AIM OF THE EXERCISE |
Look for the string "title" and copy every line that has it.

A block of data:
★ ★ ★ ★ ★ ★ ★

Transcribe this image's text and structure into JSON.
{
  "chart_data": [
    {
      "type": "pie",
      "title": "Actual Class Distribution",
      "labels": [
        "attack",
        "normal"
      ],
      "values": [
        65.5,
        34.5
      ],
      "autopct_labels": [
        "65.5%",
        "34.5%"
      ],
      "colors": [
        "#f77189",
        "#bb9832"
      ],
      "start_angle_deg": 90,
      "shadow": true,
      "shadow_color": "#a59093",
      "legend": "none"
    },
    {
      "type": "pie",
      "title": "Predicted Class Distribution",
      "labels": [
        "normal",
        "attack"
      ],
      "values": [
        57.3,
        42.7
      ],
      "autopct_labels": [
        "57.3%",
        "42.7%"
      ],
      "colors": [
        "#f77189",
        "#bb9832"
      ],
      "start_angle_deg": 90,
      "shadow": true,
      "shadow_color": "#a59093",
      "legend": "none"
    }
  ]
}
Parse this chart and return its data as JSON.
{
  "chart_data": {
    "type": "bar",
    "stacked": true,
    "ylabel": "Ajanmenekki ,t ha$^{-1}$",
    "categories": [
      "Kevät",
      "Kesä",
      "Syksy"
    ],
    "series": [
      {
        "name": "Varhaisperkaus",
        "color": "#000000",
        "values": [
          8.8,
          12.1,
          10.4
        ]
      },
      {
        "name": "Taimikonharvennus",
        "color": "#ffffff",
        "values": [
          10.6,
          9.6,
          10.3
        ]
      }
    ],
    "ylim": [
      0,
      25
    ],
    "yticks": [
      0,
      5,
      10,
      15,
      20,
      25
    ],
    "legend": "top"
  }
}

★ ★ ★ ★ ★ ★ ★

ANSWER |
      "title": "Actual Class Distribution",
      "title": "Predicted Class Distribution",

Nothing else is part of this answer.